> **GOAL OF THE EXERCISE**
Pick up the inspection report excerpt on the emergency plan discrepancy and continue it past its final sentence, keeping its formal style.

No findings were identified.

.3 Annual Follow-up of Selected Issues

a. Inspection Scope

The inspectors selected one issue for an in-depth follow-up:

  • On December 7, 2015, the inspectors reviewed a discrepancy between the emergency plan and the safety evaluation report.

The inspectors assessed the licensees problem identification threshold, cause analyses, extent of condition reviews, and compensatory actions. The inspectors verified that the licensee appropriately prioritized the planned corrective actions and that these actions were adequate to bring the emergency plan back into compliance with the safety evaluation report.

These activities constitute completion of one annual follow-up sample, as defined in Inspection Procedure 71152.

b. Findings

Failure to Maintain the Emergency Plan

Introduction:

The inspectors identified a Green non-cited violation of 10 CFR 50.54(q)(2)for failure to maintain the emergency plan. Specifically, the licensee failed to meet 10 CFR 50.47(b)(2) requirements for timely augmentation of response capabilities, in accordance with the approved safety evaluation report.

Description:

During review of a license amendment request, dated October 6, 2015, regarding the site emergency plans staff augmentation response times, NRC staff noted a discrepancy between the current site emergency plan and the approved safety evaluation report. The licensee submitted an earlier license amendment request dated November 3, 1992, the purpose of which was to increase the ERO staff augmentation times by 15 minutes. This changed staff augmentation times from 45 minutes (for radiation protection technicians and nuclear engineers) and 60 minutes (for other staff)to 60 minutes and 75 minutes respectively. The license amendment request stated that these times were following an emergency declaration. Prior to this change, the licensees emergency plan and the NRCs safety evaluation report required the licensees staff augmentation time requirements to begin following an emergency notification, which the licensee was satisfied with. On May 20, 1993, the NRC approved the licensees request for extending ERO staff augmentation response times following emergency declaration, and issued an updated safety evaluation report containing this change on the same date. The licensee updated the emergency plan to reflect the new ERO staff augmentation response times, but failed to update the emergency plan with the change for ERO staff augmentation time requirements from notification to declaration. Table C-1 of Section C of the emergency plan incorrectly stated that time requirements for ERO staff augmentation are from the time of an emergency notification vice the time of an emergency declaration. Failing to implement this change could delay ERO staff augmentation times by as much as 15 minutes causing the licensee to exceed the time requirements set forth by the safety evaluation report.

The licensee has demonstrated through unannounced off-hours activation drills and announced staff drills that a loss of timely ERO staff augmentation would not have occurred as a result of the emergency plan change from time of notification to time of declaration. This issue was entered into the licensees corrective action program as Condition Report 15-23835. As part of their corrective actions, the licensee updated the emergency plan to accurately show that ERO staff augmentation times are to commence at the time of an emergency declaration.

Analysis:

Failure to maintain the site emergency plan in accordance with the approved safety evaluation report, dated May 20, 1993, was a performance deficiency.

> **RECORD LIST**
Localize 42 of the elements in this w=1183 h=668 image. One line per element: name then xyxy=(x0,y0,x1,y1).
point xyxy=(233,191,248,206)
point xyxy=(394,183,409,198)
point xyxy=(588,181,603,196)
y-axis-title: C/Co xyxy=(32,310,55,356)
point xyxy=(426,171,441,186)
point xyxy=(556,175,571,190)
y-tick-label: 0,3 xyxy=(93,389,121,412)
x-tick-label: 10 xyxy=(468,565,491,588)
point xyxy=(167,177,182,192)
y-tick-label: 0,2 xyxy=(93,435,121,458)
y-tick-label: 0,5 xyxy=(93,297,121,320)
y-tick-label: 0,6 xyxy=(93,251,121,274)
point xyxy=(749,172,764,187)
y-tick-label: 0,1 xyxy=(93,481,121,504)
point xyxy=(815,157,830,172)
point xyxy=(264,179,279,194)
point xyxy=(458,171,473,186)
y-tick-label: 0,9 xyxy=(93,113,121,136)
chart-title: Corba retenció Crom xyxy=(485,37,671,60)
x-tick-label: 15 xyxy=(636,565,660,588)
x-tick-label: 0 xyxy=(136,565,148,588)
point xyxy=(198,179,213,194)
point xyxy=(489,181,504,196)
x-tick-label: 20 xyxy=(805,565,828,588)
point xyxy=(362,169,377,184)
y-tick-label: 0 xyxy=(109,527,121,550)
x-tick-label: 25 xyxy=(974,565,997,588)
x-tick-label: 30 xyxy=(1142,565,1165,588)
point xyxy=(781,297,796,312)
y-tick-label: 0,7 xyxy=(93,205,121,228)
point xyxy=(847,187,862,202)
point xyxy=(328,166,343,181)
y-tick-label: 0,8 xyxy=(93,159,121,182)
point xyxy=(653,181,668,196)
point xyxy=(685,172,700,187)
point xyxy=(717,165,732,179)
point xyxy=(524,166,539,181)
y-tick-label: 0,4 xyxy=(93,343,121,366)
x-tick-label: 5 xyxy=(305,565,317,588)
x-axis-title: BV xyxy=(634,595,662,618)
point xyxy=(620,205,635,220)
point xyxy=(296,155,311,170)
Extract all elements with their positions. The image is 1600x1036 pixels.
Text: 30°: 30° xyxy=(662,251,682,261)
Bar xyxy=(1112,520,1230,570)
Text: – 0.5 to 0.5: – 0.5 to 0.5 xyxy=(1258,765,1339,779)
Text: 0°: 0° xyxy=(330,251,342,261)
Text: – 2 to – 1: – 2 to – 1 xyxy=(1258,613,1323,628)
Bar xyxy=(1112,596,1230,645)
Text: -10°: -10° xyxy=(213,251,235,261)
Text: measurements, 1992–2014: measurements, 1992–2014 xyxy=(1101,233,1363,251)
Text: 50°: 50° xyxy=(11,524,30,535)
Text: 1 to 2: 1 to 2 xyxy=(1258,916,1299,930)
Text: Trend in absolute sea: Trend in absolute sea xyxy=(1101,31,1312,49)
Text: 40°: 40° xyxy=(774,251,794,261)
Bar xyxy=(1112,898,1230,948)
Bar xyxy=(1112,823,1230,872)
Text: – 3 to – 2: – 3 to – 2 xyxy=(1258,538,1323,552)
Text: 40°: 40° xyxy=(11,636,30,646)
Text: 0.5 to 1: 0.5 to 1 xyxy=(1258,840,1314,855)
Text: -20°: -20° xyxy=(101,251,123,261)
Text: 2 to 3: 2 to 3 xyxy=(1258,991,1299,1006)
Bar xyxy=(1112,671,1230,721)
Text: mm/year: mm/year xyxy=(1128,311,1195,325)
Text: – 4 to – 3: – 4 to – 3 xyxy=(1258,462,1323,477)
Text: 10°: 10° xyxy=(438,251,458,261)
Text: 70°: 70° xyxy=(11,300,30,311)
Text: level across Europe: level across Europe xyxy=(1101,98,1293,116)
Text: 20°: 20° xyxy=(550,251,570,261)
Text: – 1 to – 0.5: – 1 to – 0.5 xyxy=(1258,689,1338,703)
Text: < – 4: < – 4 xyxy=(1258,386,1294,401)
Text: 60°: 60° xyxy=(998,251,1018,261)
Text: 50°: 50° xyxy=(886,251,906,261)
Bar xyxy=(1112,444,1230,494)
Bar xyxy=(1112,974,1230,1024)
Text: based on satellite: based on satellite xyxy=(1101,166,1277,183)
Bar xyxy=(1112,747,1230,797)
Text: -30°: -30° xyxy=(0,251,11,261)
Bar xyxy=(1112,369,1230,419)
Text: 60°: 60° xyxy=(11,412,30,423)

> **TASK RESULT**
Specifically, the licensee failed to update the ERO staff augmentation time requirements to commence at the time of an emergency declaration, as required by the NRC safety evaluation report. This performance deficiency is more than minor because it is associated with the procedure quality attribute of the Emergency Preparedness Cornerstone and adversely affected the cornerstone objective to ensure that the licensee is capable of implementing adequate measures to protect the health and safety of the public in the event of a radiological emergency. This finding was evaluated using Inspection Manual Chapter 0609, Appendix B, Emergency Preparedness Significance Determination Process (SDP), dated September 22, 2015, and was determined to be of very low safety significance (Green) per Table 5.2-1, Significance Examples 50.47(b)(2), because the staffing processes do not meet the threshold of routinely not capable of ensuring timely augmentation of the on shift emergency response staff to the extent that more than one required ERO functional area (in accordance with E-plan commitments) would not be filled. No cross-cutting aspect is assigned because the performance deficiency is not indicative of present performance.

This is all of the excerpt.